What the exercise asks
Keep the images out and copy every entry below exactly.

Provided data
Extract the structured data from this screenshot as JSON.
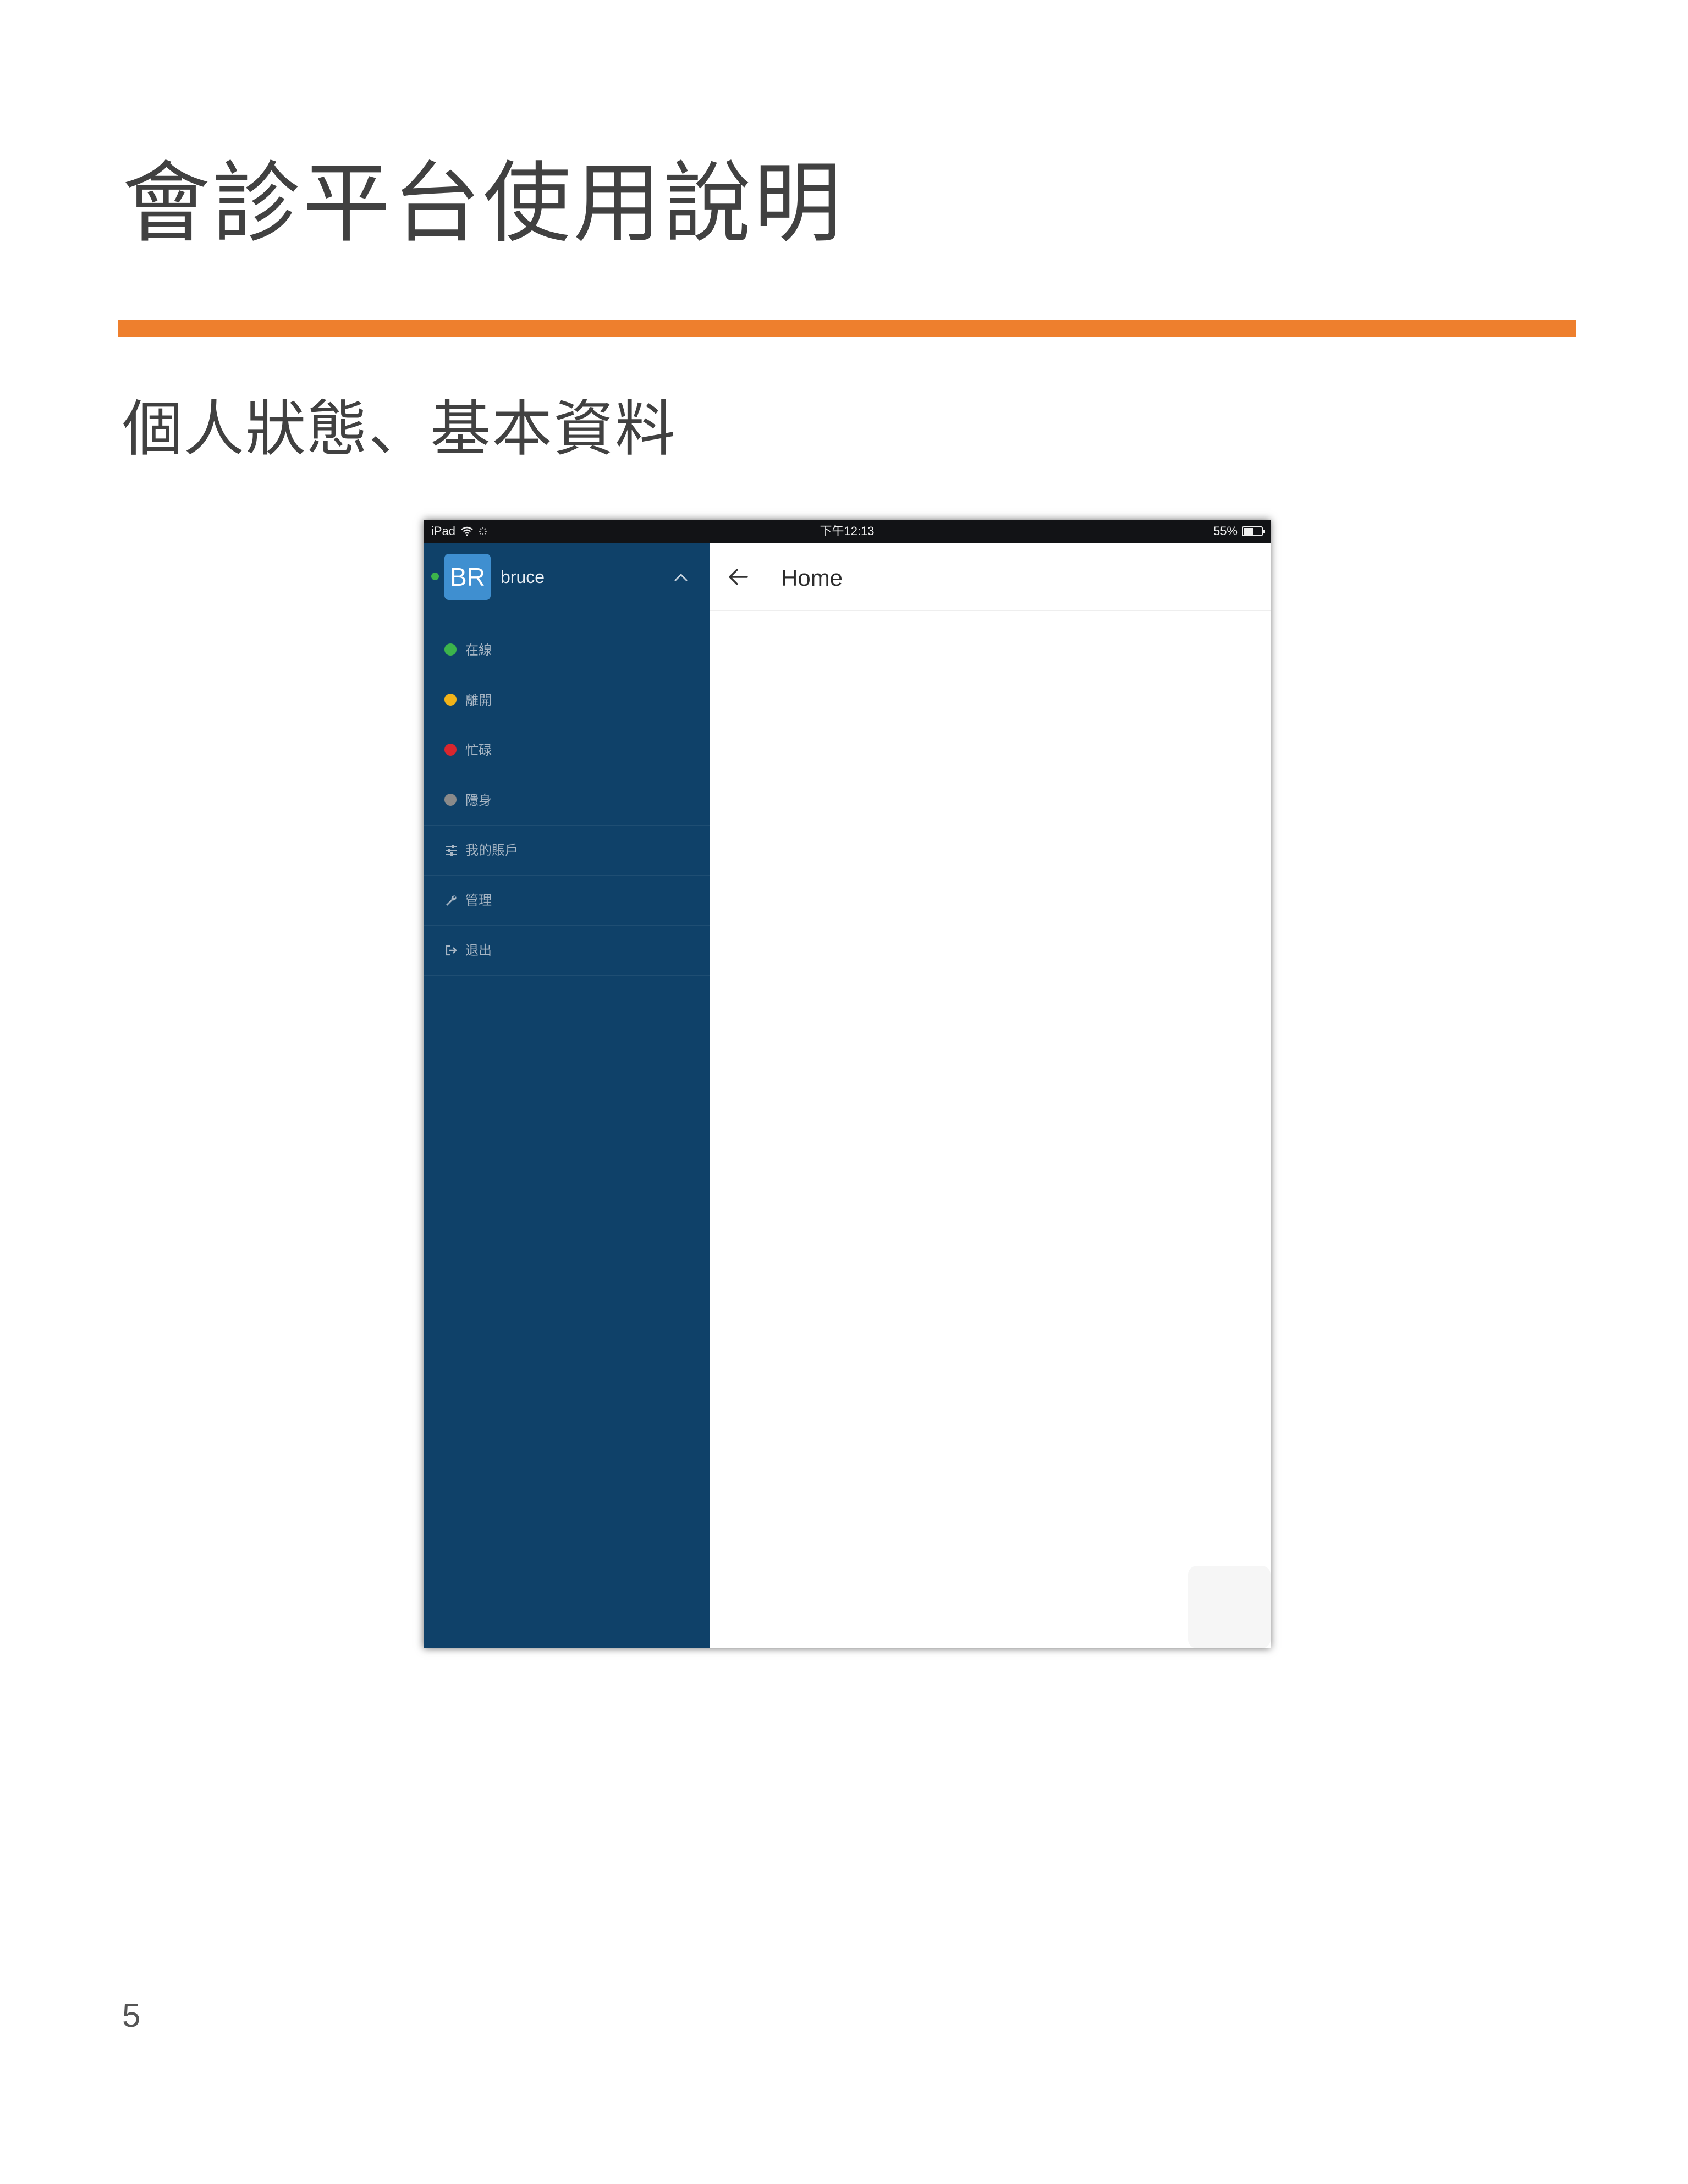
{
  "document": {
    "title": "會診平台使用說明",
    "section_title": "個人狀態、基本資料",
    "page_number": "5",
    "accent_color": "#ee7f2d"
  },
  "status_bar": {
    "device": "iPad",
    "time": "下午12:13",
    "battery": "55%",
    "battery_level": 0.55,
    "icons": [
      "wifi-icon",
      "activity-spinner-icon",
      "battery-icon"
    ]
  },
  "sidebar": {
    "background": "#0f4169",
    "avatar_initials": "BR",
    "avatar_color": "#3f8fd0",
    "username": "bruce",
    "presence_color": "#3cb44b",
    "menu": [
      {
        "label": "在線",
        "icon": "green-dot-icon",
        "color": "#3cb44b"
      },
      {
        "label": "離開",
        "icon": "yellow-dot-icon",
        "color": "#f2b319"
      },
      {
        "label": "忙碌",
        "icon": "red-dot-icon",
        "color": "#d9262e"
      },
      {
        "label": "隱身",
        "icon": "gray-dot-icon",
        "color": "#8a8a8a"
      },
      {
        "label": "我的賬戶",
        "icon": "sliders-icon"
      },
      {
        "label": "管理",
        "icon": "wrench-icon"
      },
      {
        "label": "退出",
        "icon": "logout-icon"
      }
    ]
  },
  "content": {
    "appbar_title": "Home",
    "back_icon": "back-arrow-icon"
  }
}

Response
Extract the structured data from this screenshot as JSON.
{
  "document": {
    "title": "會診平台使用說明",
    "section_title": "個人狀態、基本資料",
    "page_number": "5",
    "accent_color": "#ee7f2d"
  },
  "status_bar": {
    "device": "iPad",
    "time": "下午12:13",
    "battery": "55%",
    "battery_level": 0.55,
    "icons": [
      "wifi-icon",
      "activity-spinner-icon",
      "battery-icon"
    ]
  },
  "sidebar": {
    "background": "#0f4169",
    "avatar_initials": "BR",
    "avatar_color": "#3f8fd0",
    "username": "bruce",
    "presence_color": "#3cb44b",
    "menu": [
      {
        "label": "在線",
        "icon": "green-dot-icon",
        "color": "#3cb44b"
      },
      {
        "label": "離開",
        "icon": "yellow-dot-icon",
        "color": "#f2b319"
      },
      {
        "label": "忙碌",
        "icon": "red-dot-icon",
        "color": "#d9262e"
      },
      {
        "label": "隱身",
        "icon": "gray-dot-icon",
        "color": "#8a8a8a"
      },
      {
        "label": "我的賬戶",
        "icon": "sliders-icon"
      },
      {
        "label": "管理",
        "icon": "wrench-icon"
      },
      {
        "label": "退出",
        "icon": "logout-icon"
      }
    ]
  },
  "content": {
    "appbar_title": "Home",
    "back_icon": "back-arrow-icon"
  }
}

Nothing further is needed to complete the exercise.